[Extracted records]
-- begin --
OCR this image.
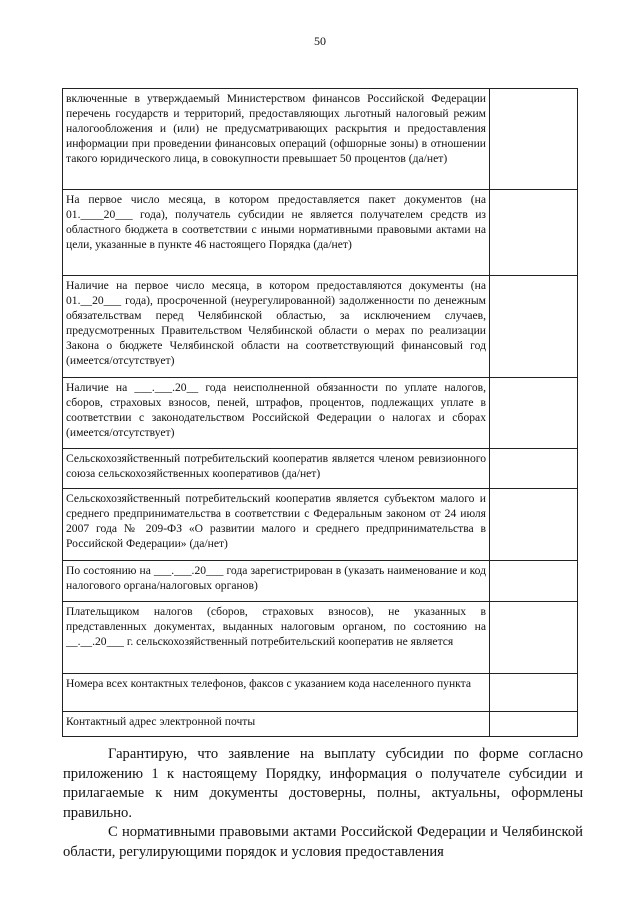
50
включенные в утверждаемый Министерством финансов Российской Федерации перечень государств и территорий, предоставляющих льготный налоговый режим налогообложения и (или) не предусматривающих раскрытия и предоставления информации при проведении финансовых операций (офшорные зоны) в отношении такого юридического лица, в совокупности превышает 50 процентов (да/нет)	
На первое число месяца, в котором предоставляется пакет документов (на 01.____20___ года), получатель субсидии не является получателем средств из областного бюджета в соответствии с иными нормативными правовыми актами на цели, указанные в пункте 46 настоящего Порядка (да/нет)	
Наличие на первое число месяца, в котором предоставляются документы (на 01.__20___ года), просроченной (неурегулированной) задолженности по денежным обязательствам перед Челябинской областью, за исключением случаев, предусмотренных Правительством Челябинской области о мерах по реализации Закона о бюджете Челябинской области на соответствующий финансовый год (имеется/отсутствует)	
Наличие на ___.___.20__ года неисполненной обязанности по уплате налогов, сборов, страховых взносов, пеней, штрафов, процентов, подлежащих уплате в соответствии с законодательством Российской Федерации о налогах и сборах (имеется/отсутствует)	
Сельскохозяйственный потребительский кооператив является членом ревизионного союза сельскохозяйственных кооперативов (да/нет)	
Сельскохозяйственный потребительский кооператив является субъектом малого и среднего предпринимательства в соответствии с Федеральным законом от 24 июля 2007 года № 209-ФЗ «О развитии малого и среднего предпринимательства в Российской Федерации» (да/нет)	
По состоянию на ___.___.20___ года зарегистрирован в (указать наименование и код налогового органа/налоговых органов)	
Плательщиком налогов (сборов, страховых взносов), не указанных в представленных документах, выданных налоговым органом, по состоянию на __.__.20___ г. сельскохозяйственный потребительский кооператив не является	
Номера всех контактных телефонов, факсов с указанием кода населенного пункта	
Контактный адрес электронной почты	

Гарантирую, что заявление на выплату субсидии по форме согласно приложению 1 к настоящему Порядку, информация о получателе субсидии и прилагаемые к ним документы достоверны, полны, актуальны, оформлены правильно.

С нормативными правовыми актами Российской Федерации и Челябинской области, регулирующими порядок и условия предоставления
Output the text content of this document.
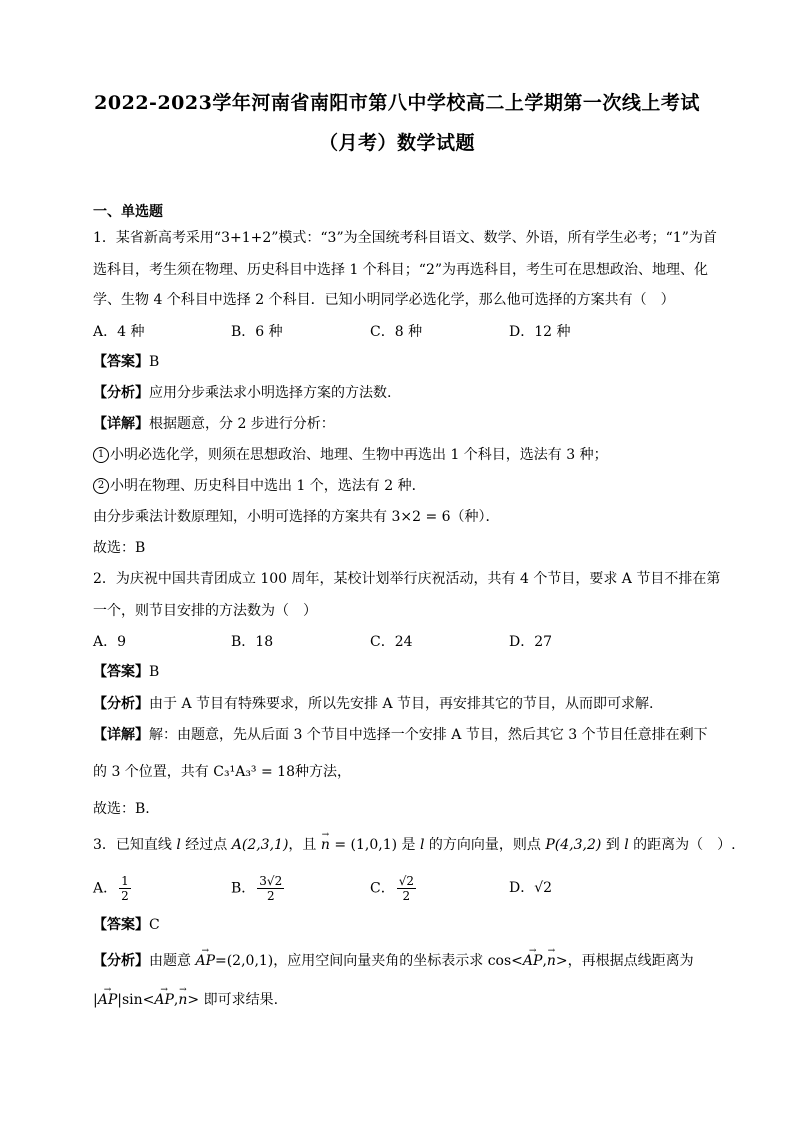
2022-2023学年河南省南阳市第八中学校高二上学期第一次线上考试
（月考）数学试题
一、单选题
1．某省新高考采用“3+1+2”模式：“3”为全国统考科目语文、数学、外语，所有学生必考；“1”为首
选科目，考生须在物理、历史科目中选择 1 个科目；“2”为再选科目，考生可在思想政治、地理、化
学、生物 4 个科目中选择 2 个科目．已知小明同学必选化学，那么他可选择的方案共有（　）
A．4 种	B．6 种	C．8 种	D．12 种
【答案】B
【分析】应用分步乘法求小明选择方案的方法数.
【详解】根据题意，分 2 步进行分析：
1 小明必选化学，则须在思想政治、地理、生物中再选出 1 个科目，选法有 3 种；
2 小明在物理、历史科目中选出 1 个，选法有 2 种．
由分步乘法计数原理知，小明可选择的方案共有 3×2 = 6（种）．
故选：B
2．为庆祝中国共青团成立 100 周年，某校计划举行庆祝活动，共有 4 个节目，要求 A 节目不排在第
一个，则节目安排的方法数为（　）
A．9	B．18	C．24	D．27
【答案】B
【分析】由于 A 节目有特殊要求，所以先安排 A 节目，再安排其它的节目，从而即可求解.
【详解】解：由题意，先从后面 3 个节目中选择一个安排 A 节目，然后其它 3 个节目任意排在剩下
的 3 个位置，共有 C₃¹A₃³ = 18种方法，
故选：B.
3．已知直线 l 经过点 A(2,3,1)，且 → n = (1,0,1) 是 l 的方向向量，则点 P(4,3,2) 到 l 的距离为（　）.
A． $\frac{1}{2}$	B． $\frac{3√2}{2}$	C． $\frac{√2}{2}$	D．√2
【答案】C
【分析】由题意 → AP=(2,0,1)，应用空间向量夹角的坐标表示求 cos<→ AP,→ n>，再根据点线距离为
|→ AP|sin<→ AP,→ n> 即可求结果.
-- end --
Set task =>
Output the data above without changes, apart from leaving out the pictures.

Written response =>
OCR this image.
50
включенные в утверждаемый Министерством финансов Российской Федерации перечень государств и территорий, предоставляющих льготный налоговый режим налогообложения и (или) не предусматривающих раскрытия и предоставления информации при проведении финансовых операций (офшорные зоны) в отношении такого юридического лица, в совокупности превышает 50 процентов (да/нет)	
На первое число месяца, в котором предоставляется пакет документов (на 01.____20___ года), получатель субсидии не является получателем средств из областного бюджета в соответствии с иными нормативными правовыми актами на цели, указанные в пункте 46 настоящего Порядка (да/нет)	
Наличие на первое число месяца, в котором предоставляются документы (на 01.__20___ года), просроченной (неурегулированной) задолженности по денежным обязательствам перед Челябинской областью, за исключением случаев, предусмотренных Правительством Челябинской области о мерах по реализации Закона о бюджете Челябинской области на соответствующий финансовый год (имеется/отсутствует)	
Наличие на ___.___.20__ года неисполненной обязанности по уплате налогов, сборов, страховых взносов, пеней, штрафов, процентов, подлежащих уплате в соответствии с законодательством Российской Федерации о налогах и сборах (имеется/отсутствует)	
Сельскохозяйственный потребительский кооператив является членом ревизионного союза сельскохозяйственных кооперативов (да/нет)	
Сельскохозяйственный потребительский кооператив является субъектом малого и среднего предпринимательства в соответствии с Федеральным законом от 24 июля 2007 года № 209-ФЗ «О развитии малого и среднего предпринимательства в Российской Федерации» (да/нет)	
По состоянию на ___.___.20___ года зарегистрирован в (указать наименование и код налогового органа/налоговых органов)	
Плательщиком налогов (сборов, страховых взносов), не указанных в представленных документах, выданных налоговым органом, по состоянию на __.__.20___ г. сельскохозяйственный потребительский кооператив не является	
Номера всех контактных телефонов, факсов с указанием кода населенного пункта	
Контактный адрес электронной почты	

Гарантирую, что заявление на выплату субсидии по форме согласно приложению 1 к настоящему Порядку, информация о получателе субсидии и прилагаемые к ним документы достоверны, полны, актуальны, оформлены правильно.

С нормативными правовыми актами Российской Федерации и Челябинской области, регулирующими порядок и условия предоставления
Output the text content of this document.
2022-2023学年河南省南阳市第八中学校高二上学期第一次线上考试
（月考）数学试题
一、单选题
1．某省新高考采用“3+1+2”模式：“3”为全国统考科目语文、数学、外语，所有学生必考；“1”为首
选科目，考生须在物理、历史科目中选择 1 个科目；“2”为再选科目，考生可在思想政治、地理、化
学、生物 4 个科目中选择 2 个科目．已知小明同学必选化学，那么他可选择的方案共有（　）
A．4 种	B．6 种	C．8 种	D．12 种
【答案】B
【分析】应用分步乘法求小明选择方案的方法数.
【详解】根据题意，分 2 步进行分析：
1 小明必选化学，则须在思想政治、地理、生物中再选出 1 个科目，选法有 3 种；
2 小明在物理、历史科目中选出 1 个，选法有 2 种．
由分步乘法计数原理知，小明可选择的方案共有 3×2 = 6（种）．
故选：B
2．为庆祝中国共青团成立 100 周年，某校计划举行庆祝活动，共有 4 个节目，要求 A 节目不排在第
一个，则节目安排的方法数为（　）
A．9	B．18	C．24	D．27
【答案】B
【分析】由于 A 节目有特殊要求，所以先安排 A 节目，再安排其它的节目，从而即可求解.
【详解】解：由题意，先从后面 3 个节目中选择一个安排 A 节目，然后其它 3 个节目任意排在剩下
的 3 个位置，共有 C₃¹A₃³ = 18种方法，
故选：B.
3．已知直线 l 经过点 A(2,3,1)，且 → n = (1,0,1) 是 l 的方向向量，则点 P(4,3,2) 到 l 的距离为（　）.
A． $\frac{1}{2}$	B． $\frac{3√2}{2}$	C． $\frac{√2}{2}$	D．√2
【答案】C
【分析】由题意 → AP=(2,0,1)，应用空间向量夹角的坐标表示求 cos<→ AP,→ n>，再根据点线距离为
|→ AP|sin<→ AP,→ n> 即可求结果.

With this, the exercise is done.